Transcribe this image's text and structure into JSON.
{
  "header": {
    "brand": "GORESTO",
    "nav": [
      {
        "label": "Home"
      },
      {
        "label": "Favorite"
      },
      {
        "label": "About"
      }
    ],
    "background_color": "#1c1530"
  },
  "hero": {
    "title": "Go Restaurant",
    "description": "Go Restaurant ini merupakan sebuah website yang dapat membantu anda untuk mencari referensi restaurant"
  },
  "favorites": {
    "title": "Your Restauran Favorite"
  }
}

-=-=-

- What the exercise asks -
Retype each record exactly, leaving nothing out.

- Response for this exercise -
Transcribe this image's text and structure into JSON.
{
  "header": {
    "brand": "GORESTO",
    "nav": [
      {
        "label": "Home"
      },
      {
        "label": "Favorite"
      },
      {
        "label": "About"
      }
    ],
    "background_color": "#1c1530"
  },
  "hero": {
    "title": "Go Restaurant",
    "description": "Go Restaurant ini merupakan sebuah website yang dapat membantu anda untuk mencari referensi restaurant"
  },
  "favorites": {
    "title": "Your Restauran Favorite"
  }
}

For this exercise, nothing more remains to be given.